== What to work on ==
Copy down every line where the string "idag" shows up.

== Extracted entries ==

Begin

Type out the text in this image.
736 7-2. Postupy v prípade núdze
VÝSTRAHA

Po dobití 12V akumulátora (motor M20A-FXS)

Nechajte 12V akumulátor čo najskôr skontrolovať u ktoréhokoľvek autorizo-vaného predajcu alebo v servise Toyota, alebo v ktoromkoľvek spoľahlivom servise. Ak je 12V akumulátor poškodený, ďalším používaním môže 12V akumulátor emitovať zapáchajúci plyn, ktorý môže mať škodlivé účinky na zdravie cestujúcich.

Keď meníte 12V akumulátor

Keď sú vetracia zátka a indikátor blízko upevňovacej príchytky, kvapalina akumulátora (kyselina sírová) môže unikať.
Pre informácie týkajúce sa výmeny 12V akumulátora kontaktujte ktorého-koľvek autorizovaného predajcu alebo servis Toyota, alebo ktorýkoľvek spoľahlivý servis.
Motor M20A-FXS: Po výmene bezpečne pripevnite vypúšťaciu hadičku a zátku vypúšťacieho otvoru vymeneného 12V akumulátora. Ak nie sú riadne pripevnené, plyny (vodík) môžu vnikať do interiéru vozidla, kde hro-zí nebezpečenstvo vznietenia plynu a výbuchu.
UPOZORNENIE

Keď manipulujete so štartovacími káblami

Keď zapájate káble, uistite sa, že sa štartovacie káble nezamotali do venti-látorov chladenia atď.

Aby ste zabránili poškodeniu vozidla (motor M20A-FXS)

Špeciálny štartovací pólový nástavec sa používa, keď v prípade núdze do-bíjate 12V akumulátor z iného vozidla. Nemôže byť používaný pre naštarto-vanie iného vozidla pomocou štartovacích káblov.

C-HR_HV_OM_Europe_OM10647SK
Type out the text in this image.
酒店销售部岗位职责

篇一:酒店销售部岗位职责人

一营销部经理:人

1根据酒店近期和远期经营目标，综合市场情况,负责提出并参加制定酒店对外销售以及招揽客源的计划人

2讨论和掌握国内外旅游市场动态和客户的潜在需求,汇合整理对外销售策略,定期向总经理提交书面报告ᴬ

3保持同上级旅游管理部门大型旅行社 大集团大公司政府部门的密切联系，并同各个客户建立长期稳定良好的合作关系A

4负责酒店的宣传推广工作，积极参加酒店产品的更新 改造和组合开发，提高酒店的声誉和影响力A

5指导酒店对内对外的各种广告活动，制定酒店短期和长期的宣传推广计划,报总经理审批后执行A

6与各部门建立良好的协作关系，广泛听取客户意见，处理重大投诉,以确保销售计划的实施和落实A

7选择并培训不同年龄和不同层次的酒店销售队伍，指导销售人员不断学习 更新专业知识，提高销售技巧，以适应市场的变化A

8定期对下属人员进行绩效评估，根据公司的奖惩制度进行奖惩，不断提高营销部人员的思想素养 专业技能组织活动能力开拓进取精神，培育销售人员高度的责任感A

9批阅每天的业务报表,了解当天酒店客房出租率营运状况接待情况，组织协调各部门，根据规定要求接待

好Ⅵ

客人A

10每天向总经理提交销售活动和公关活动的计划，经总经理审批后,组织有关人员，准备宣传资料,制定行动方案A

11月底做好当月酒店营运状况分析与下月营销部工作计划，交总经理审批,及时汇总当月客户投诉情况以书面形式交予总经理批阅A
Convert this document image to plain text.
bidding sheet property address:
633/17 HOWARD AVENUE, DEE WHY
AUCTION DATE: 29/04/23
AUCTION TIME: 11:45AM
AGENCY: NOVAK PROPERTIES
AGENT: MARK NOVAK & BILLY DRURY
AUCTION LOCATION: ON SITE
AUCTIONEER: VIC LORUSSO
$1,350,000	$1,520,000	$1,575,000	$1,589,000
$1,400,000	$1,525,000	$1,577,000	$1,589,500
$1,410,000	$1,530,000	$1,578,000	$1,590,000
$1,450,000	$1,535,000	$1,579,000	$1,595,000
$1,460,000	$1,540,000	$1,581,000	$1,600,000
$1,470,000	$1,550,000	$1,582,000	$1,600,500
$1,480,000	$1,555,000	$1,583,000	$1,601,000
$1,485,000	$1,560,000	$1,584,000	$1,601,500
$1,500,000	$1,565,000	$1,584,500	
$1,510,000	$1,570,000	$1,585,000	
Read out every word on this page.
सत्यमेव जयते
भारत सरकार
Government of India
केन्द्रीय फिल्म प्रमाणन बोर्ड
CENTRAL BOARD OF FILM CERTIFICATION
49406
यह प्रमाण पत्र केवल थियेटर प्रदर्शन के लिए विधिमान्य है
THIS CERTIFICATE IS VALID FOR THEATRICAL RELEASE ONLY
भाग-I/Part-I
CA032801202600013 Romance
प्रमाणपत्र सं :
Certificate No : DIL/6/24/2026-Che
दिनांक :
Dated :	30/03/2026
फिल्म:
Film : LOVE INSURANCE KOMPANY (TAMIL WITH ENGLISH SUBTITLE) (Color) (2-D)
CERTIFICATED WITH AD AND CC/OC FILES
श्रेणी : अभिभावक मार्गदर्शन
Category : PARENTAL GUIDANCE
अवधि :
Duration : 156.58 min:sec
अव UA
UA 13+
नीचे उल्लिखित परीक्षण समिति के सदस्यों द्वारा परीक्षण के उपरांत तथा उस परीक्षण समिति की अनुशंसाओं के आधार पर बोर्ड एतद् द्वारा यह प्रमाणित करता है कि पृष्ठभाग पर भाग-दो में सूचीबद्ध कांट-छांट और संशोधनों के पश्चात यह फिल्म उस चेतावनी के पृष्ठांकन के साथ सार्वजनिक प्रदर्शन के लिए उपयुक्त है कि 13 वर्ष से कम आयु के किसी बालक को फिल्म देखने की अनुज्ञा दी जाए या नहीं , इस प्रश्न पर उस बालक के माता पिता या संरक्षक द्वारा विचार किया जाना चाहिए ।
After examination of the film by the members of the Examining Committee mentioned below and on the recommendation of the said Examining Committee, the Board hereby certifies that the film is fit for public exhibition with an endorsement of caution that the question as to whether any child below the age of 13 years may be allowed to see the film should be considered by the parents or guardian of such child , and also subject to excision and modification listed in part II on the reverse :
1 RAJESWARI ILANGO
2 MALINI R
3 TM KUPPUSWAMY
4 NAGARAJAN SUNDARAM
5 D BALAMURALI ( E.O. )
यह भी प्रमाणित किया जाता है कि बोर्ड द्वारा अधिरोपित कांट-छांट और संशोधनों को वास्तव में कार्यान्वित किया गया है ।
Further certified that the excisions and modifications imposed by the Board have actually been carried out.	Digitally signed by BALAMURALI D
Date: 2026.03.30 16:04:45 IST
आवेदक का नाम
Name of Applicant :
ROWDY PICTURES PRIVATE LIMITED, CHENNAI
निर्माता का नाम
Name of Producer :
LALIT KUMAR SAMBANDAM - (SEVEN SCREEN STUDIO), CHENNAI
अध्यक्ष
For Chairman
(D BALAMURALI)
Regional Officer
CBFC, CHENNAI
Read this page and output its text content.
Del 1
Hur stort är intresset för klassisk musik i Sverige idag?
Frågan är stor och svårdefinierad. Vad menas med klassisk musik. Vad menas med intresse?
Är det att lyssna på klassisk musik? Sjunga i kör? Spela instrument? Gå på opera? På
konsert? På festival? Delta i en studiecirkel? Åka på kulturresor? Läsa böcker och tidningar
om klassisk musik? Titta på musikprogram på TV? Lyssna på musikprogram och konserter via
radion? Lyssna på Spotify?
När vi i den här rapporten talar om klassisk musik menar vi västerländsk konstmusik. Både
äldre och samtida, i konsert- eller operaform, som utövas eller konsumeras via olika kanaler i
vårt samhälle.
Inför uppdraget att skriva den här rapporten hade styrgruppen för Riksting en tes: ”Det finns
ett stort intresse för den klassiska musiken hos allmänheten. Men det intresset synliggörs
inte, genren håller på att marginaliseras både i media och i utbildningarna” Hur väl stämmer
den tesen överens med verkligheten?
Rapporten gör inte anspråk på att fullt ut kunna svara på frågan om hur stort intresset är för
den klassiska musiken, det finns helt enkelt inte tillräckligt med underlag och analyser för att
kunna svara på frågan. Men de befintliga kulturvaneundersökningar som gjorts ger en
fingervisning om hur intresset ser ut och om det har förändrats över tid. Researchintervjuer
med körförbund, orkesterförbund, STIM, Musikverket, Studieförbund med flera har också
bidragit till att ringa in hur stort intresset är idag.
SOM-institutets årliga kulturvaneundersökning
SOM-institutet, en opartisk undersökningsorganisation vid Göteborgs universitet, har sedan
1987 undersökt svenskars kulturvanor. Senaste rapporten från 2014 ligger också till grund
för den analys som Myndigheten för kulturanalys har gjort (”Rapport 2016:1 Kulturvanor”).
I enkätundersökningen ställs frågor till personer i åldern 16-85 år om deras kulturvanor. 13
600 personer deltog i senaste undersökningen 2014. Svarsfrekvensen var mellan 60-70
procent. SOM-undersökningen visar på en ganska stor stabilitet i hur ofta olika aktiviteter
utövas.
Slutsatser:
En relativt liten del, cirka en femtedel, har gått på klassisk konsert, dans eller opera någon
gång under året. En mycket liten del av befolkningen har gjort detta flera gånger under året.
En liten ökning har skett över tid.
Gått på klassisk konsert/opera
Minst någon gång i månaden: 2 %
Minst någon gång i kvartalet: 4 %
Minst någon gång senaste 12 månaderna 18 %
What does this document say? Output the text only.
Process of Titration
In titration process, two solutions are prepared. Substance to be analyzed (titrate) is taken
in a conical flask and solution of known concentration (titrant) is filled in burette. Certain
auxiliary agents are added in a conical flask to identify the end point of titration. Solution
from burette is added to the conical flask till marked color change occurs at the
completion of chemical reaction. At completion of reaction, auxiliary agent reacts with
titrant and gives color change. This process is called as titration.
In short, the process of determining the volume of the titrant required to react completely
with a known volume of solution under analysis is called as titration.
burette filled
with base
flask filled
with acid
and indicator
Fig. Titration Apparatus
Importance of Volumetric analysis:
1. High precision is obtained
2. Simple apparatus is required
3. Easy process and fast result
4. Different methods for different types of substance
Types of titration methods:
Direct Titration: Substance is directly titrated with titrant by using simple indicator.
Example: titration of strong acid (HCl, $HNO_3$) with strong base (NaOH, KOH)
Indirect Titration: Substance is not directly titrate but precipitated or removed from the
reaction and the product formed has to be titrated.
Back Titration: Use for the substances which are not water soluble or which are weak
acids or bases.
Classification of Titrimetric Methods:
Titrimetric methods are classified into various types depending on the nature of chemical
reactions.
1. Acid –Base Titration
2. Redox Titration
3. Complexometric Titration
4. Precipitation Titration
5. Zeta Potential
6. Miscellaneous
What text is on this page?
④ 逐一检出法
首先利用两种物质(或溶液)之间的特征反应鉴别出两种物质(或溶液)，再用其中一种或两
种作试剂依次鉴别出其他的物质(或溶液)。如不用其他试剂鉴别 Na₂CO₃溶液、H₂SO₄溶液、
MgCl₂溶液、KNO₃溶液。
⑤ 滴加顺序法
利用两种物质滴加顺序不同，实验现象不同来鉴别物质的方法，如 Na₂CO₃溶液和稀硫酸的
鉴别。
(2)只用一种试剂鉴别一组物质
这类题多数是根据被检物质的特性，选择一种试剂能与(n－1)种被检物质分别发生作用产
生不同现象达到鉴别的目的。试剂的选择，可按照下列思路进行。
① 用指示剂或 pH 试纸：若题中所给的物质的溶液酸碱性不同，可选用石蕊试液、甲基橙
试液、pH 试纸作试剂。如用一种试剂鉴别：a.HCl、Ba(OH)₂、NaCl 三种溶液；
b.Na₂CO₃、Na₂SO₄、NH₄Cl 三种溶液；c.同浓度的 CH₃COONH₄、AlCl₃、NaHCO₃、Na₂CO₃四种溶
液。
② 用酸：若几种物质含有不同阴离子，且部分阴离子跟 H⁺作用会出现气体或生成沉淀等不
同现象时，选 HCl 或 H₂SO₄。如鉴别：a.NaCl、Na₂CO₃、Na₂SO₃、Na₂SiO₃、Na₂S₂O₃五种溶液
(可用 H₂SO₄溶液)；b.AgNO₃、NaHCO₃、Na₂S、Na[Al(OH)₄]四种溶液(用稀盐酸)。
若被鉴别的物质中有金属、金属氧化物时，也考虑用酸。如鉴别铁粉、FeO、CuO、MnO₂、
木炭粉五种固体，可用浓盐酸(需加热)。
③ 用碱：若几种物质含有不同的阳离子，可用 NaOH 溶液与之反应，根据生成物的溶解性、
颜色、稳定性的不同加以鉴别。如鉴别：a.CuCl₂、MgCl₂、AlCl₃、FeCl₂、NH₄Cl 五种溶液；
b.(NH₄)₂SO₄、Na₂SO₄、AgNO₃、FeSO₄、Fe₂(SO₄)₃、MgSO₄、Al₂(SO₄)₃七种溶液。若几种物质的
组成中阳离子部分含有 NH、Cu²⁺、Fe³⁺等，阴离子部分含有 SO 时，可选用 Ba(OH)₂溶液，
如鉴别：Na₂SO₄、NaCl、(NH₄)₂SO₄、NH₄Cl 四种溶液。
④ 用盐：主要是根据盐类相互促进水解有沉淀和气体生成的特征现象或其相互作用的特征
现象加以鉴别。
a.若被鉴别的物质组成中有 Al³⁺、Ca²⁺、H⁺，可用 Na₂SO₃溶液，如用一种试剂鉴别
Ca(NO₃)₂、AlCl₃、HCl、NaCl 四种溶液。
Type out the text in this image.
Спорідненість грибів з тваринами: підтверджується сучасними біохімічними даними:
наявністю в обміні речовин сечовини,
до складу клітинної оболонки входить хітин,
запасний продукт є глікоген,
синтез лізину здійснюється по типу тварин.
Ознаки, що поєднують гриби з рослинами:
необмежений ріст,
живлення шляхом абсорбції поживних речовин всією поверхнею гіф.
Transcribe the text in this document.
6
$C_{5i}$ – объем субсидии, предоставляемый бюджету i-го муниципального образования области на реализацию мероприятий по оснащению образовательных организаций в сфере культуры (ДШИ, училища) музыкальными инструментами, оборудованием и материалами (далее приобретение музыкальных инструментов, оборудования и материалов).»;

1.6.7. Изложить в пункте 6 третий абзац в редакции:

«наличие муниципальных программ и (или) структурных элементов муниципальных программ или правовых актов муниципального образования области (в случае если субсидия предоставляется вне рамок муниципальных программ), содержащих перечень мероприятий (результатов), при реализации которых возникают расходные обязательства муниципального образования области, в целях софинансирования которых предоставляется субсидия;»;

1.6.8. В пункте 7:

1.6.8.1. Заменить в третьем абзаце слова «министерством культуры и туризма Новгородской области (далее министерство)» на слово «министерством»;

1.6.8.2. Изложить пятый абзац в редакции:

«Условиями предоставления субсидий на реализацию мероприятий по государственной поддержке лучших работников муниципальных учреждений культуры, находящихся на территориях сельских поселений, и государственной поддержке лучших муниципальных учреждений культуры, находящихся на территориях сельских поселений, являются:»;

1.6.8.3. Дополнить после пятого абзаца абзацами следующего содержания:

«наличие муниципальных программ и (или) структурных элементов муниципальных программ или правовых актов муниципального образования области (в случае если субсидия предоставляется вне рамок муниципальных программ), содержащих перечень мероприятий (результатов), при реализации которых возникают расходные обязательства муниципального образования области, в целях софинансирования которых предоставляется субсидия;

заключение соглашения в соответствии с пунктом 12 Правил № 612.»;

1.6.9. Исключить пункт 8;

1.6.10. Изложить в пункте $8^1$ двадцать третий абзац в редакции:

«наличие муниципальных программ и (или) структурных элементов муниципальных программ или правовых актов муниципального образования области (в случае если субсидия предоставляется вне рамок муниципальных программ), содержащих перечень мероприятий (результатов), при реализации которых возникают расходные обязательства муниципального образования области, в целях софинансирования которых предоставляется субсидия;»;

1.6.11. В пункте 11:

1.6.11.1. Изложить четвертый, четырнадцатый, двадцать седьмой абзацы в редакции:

End

== Exercise output ==
Hur stort är intresset för klassisk musik i Sverige idag?
bidragit till att ringa in hur stort intresset är idag.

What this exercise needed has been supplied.